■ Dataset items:
- - -
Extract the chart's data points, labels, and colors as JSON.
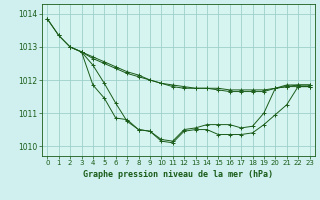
{
  "title": "Graphe pression niveau de la mer (hPa)",
  "background_color": "#cff0ee",
  "plot_bg_color": "#d6f5f0",
  "grid_color": "#9ecfca",
  "line_color": "#1a5c1a",
  "xlabel_bg": "#2d6e2d",
  "xlabel_color": "#ffffff",
  "xlim": [
    -0.5,
    23.5
  ],
  "ylim": [
    1009.7,
    1014.3
  ],
  "xticks": [
    0,
    1,
    2,
    3,
    4,
    5,
    6,
    7,
    8,
    9,
    10,
    11,
    12,
    13,
    14,
    15,
    16,
    17,
    18,
    19,
    20,
    21,
    22,
    23
  ],
  "yticks": [
    1010,
    1011,
    1012,
    1013,
    1014
  ],
  "series": [
    {
      "x": [
        0,
        1,
        2,
        3,
        4,
        5,
        6,
        7,
        8,
        9,
        10,
        11,
        12,
        13,
        14,
        15,
        16,
        17,
        18,
        19,
        20,
        21,
        22,
        23
      ],
      "y": [
        1013.85,
        1013.35,
        1013.0,
        1012.85,
        1012.65,
        1012.5,
        1012.35,
        1012.2,
        1012.1,
        1012.0,
        1011.9,
        1011.85,
        1011.8,
        1011.75,
        1011.75,
        1011.75,
        1011.7,
        1011.7,
        1011.7,
        1011.7,
        1011.75,
        1011.8,
        1011.85,
        1011.85
      ]
    },
    {
      "x": [
        2,
        3,
        4,
        5,
        6,
        7,
        8,
        9,
        10,
        11,
        12,
        13,
        14,
        15,
        16,
        17,
        18,
        19,
        20,
        21,
        22,
        23
      ],
      "y": [
        1013.0,
        1012.85,
        1012.7,
        1012.55,
        1012.4,
        1012.25,
        1012.15,
        1012.0,
        1011.9,
        1011.8,
        1011.75,
        1011.75,
        1011.75,
        1011.7,
        1011.65,
        1011.65,
        1011.65,
        1011.65,
        1011.75,
        1011.85,
        1011.85,
        1011.85
      ]
    },
    {
      "x": [
        0,
        1,
        2,
        3,
        4,
        5,
        6,
        7,
        8,
        9,
        10,
        11,
        12,
        13,
        14,
        15,
        16,
        17,
        18,
        19,
        20,
        21,
        22,
        23
      ],
      "y": [
        1013.85,
        1013.35,
        1013.0,
        1012.85,
        1011.85,
        1011.45,
        1010.85,
        1010.8,
        1010.5,
        1010.45,
        1010.2,
        1010.15,
        1010.5,
        1010.55,
        1010.65,
        1010.65,
        1010.65,
        1010.55,
        1010.6,
        1011.0,
        1011.75,
        1011.8,
        1011.8,
        1011.8
      ]
    },
    {
      "x": [
        3,
        4,
        5,
        6,
        7,
        8,
        9,
        10,
        11,
        12,
        13,
        14,
        15,
        16,
        17,
        18,
        19,
        20,
        21,
        22,
        23
      ],
      "y": [
        1012.85,
        1012.45,
        1011.9,
        1011.3,
        1010.75,
        1010.5,
        1010.45,
        1010.15,
        1010.1,
        1010.45,
        1010.5,
        1010.5,
        1010.35,
        1010.35,
        1010.35,
        1010.4,
        1010.65,
        1010.95,
        1011.25,
        1011.8,
        1011.8
      ]
    }
  ]
}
- - -
■ DIRECTIONS: Exact duplication of all the records is required; pictures are omitted from the copy.

■ RESPONSE:
Extract the chart's data points, labels, and colors as JSON.
{
  "title": "Graphe pression niveau de la mer (hPa)",
  "background_color": "#cff0ee",
  "plot_bg_color": "#d6f5f0",
  "grid_color": "#9ecfca",
  "line_color": "#1a5c1a",
  "xlabel_bg": "#2d6e2d",
  "xlabel_color": "#ffffff",
  "xlim": [
    -0.5,
    23.5
  ],
  "ylim": [
    1009.7,
    1014.3
  ],
  "xticks": [
    0,
    1,
    2,
    3,
    4,
    5,
    6,
    7,
    8,
    9,
    10,
    11,
    12,
    13,
    14,
    15,
    16,
    17,
    18,
    19,
    20,
    21,
    22,
    23
  ],
  "yticks": [
    1010,
    1011,
    1012,
    1013,
    1014
  ],
  "series": [
    {
      "x": [
        0,
        1,
        2,
        3,
        4,
        5,
        6,
        7,
        8,
        9,
        10,
        11,
        12,
        13,
        14,
        15,
        16,
        17,
        18,
        19,
        20,
        21,
        22,
        23
      ],
      "y": [
        1013.85,
        1013.35,
        1013.0,
        1012.85,
        1012.65,
        1012.5,
        1012.35,
        1012.2,
        1012.1,
        1012.0,
        1011.9,
        1011.85,
        1011.8,
        1011.75,
        1011.75,
        1011.75,
        1011.7,
        1011.7,
        1011.7,
        1011.7,
        1011.75,
        1011.8,
        1011.85,
        1011.85
      ]
    },
    {
      "x": [
        2,
        3,
        4,
        5,
        6,
        7,
        8,
        9,
        10,
        11,
        12,
        13,
        14,
        15,
        16,
        17,
        18,
        19,
        20,
        21,
        22,
        23
      ],
      "y": [
        1013.0,
        1012.85,
        1012.7,
        1012.55,
        1012.4,
        1012.25,
        1012.15,
        1012.0,
        1011.9,
        1011.8,
        1011.75,
        1011.75,
        1011.75,
        1011.7,
        1011.65,
        1011.65,
        1011.65,
        1011.65,
        1011.75,
        1011.85,
        1011.85,
        1011.85
      ]
    },
    {
      "x": [
        0,
        1,
        2,
        3,
        4,
        5,
        6,
        7,
        8,
        9,
        10,
        11,
        12,
        13,
        14,
        15,
        16,
        17,
        18,
        19,
        20,
        21,
        22,
        23
      ],
      "y": [
        1013.85,
        1013.35,
        1013.0,
        1012.85,
        1011.85,
        1011.45,
        1010.85,
        1010.8,
        1010.5,
        1010.45,
        1010.2,
        1010.15,
        1010.5,
        1010.55,
        1010.65,
        1010.65,
        1010.65,
        1010.55,
        1010.6,
        1011.0,
        1011.75,
        1011.8,
        1011.8,
        1011.8
      ]
    },
    {
      "x": [
        3,
        4,
        5,
        6,
        7,
        8,
        9,
        10,
        11,
        12,
        13,
        14,
        15,
        16,
        17,
        18,
        19,
        20,
        21,
        22,
        23
      ],
      "y": [
        1012.85,
        1012.45,
        1011.9,
        1011.3,
        1010.75,
        1010.5,
        1010.45,
        1010.15,
        1010.1,
        1010.45,
        1010.5,
        1010.5,
        1010.35,
        1010.35,
        1010.35,
        1010.4,
        1010.65,
        1010.95,
        1011.25,
        1011.8,
        1011.8
      ]
    }
  ]
}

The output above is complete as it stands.